- _SUPPLIED DATA_:
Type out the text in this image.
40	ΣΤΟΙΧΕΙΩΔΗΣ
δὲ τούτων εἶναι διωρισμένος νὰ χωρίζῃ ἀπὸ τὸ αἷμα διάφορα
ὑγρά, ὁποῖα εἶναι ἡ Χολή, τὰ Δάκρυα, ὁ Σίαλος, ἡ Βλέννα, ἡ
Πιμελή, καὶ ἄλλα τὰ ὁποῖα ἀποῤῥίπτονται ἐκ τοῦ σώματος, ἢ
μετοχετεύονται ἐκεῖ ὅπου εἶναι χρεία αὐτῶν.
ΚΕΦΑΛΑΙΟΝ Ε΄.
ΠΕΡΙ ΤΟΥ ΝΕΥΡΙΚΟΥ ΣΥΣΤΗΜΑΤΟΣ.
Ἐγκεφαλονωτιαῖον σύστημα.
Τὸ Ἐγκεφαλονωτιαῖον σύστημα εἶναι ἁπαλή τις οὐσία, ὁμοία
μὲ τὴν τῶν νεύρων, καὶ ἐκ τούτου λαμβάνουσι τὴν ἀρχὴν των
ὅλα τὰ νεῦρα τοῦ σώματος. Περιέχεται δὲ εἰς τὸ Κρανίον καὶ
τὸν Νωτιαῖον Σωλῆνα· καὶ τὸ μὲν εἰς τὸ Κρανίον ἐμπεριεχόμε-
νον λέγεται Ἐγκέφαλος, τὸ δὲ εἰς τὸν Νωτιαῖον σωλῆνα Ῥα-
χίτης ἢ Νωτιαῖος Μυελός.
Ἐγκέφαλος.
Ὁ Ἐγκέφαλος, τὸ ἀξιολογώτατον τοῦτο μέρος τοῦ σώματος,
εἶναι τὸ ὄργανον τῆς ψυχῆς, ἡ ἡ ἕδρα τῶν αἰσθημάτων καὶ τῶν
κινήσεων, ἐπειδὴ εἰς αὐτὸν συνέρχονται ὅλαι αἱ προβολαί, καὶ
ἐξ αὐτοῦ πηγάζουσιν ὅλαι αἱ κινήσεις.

- _WHAT IS ASKED_:
Go through the material and copy out every line with "Κρανίον" in it.

- _ANSWER_:
ὅλα τὰ νεῦρα τοῦ σώματος. Περιέχεται δὲ εἰς τὸ Κρανίον καὶ
τὸν Νωτιαῖον Σωλῆνα· καὶ τὸ μὲν εἰς τὸ Κρανίον ἐμπεριεχόμε-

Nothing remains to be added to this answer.